• [Dataset entries]
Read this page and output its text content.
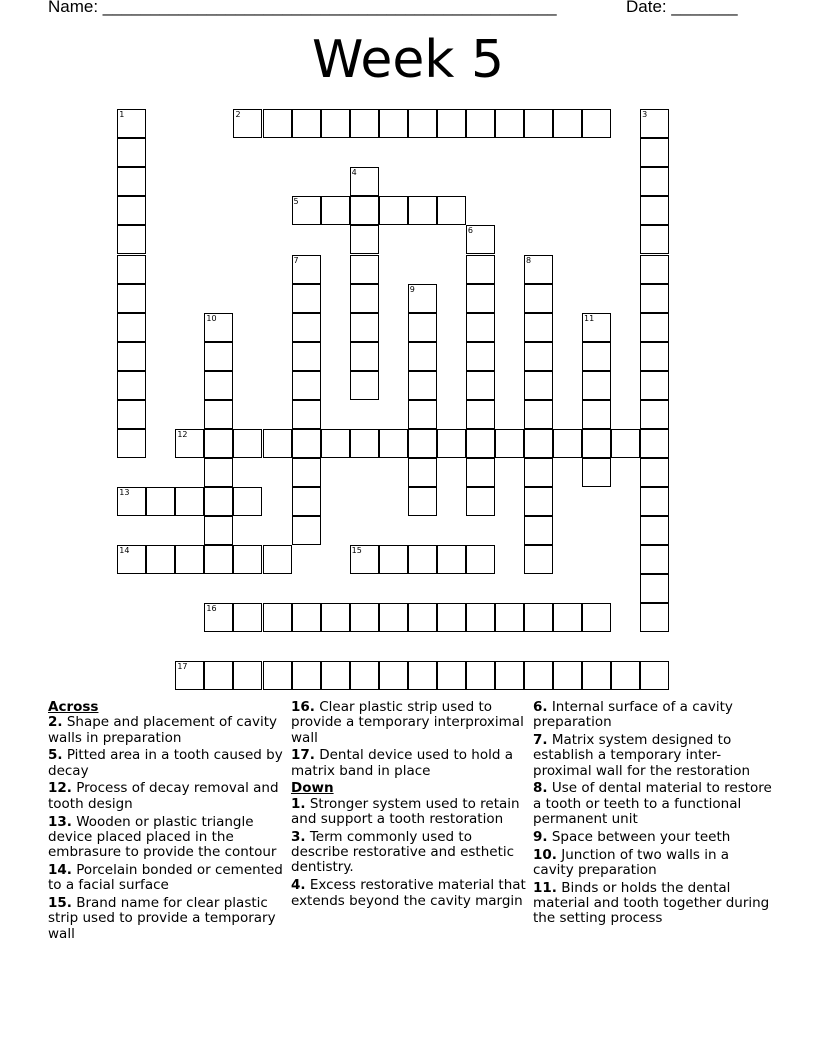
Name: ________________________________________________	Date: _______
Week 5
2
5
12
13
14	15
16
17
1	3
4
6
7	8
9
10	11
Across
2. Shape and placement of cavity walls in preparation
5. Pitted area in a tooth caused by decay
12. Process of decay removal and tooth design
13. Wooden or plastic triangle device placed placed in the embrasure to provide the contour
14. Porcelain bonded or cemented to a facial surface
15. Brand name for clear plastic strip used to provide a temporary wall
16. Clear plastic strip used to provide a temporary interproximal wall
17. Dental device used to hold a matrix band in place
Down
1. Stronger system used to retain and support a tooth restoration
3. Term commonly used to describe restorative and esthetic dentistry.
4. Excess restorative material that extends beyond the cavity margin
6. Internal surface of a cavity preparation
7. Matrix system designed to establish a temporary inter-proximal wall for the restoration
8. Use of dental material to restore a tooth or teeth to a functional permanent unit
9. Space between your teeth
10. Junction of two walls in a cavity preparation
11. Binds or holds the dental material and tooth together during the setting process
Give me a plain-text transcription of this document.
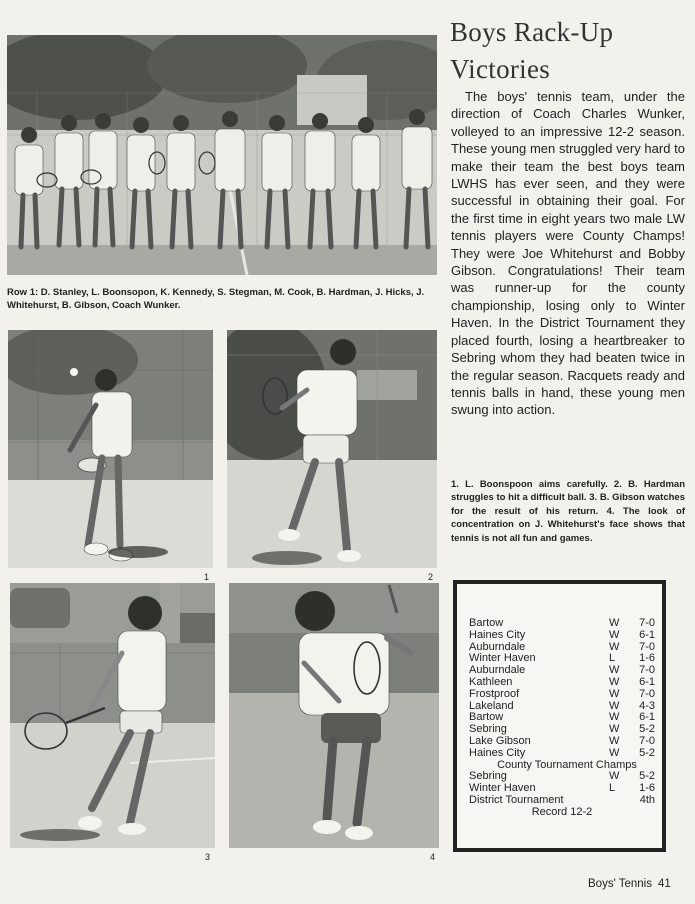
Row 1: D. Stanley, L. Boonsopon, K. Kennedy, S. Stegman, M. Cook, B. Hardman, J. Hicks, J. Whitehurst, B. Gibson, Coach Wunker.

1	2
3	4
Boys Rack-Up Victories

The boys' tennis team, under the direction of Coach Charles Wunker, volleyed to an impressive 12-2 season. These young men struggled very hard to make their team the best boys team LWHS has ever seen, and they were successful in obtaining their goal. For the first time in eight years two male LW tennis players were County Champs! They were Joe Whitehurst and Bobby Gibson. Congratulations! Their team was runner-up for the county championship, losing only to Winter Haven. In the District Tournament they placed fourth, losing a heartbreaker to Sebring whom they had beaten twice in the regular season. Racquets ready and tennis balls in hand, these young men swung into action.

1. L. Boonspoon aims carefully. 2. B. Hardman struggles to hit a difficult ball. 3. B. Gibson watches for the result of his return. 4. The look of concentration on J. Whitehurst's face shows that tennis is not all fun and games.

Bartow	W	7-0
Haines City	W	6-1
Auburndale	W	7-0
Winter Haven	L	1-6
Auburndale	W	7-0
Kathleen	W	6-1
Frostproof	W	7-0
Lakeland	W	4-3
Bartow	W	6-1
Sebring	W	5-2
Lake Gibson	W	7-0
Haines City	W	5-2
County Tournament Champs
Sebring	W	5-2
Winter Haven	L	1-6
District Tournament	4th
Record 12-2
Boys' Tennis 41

• [Goal]
Lines holding the word "that" in the entries above are the ones to pull out. Copy them all.

• [Expected answer]
4. Excess restorative material that extends beyond the cavity margin
1. L. Boonspoon aims carefully. 2. B. Hardman struggles to hit a difficult ball. 3. B. Gibson watches for the result of his return. 4. The look of concentration on J. Whitehurst's face shows that tennis is not all fun and games.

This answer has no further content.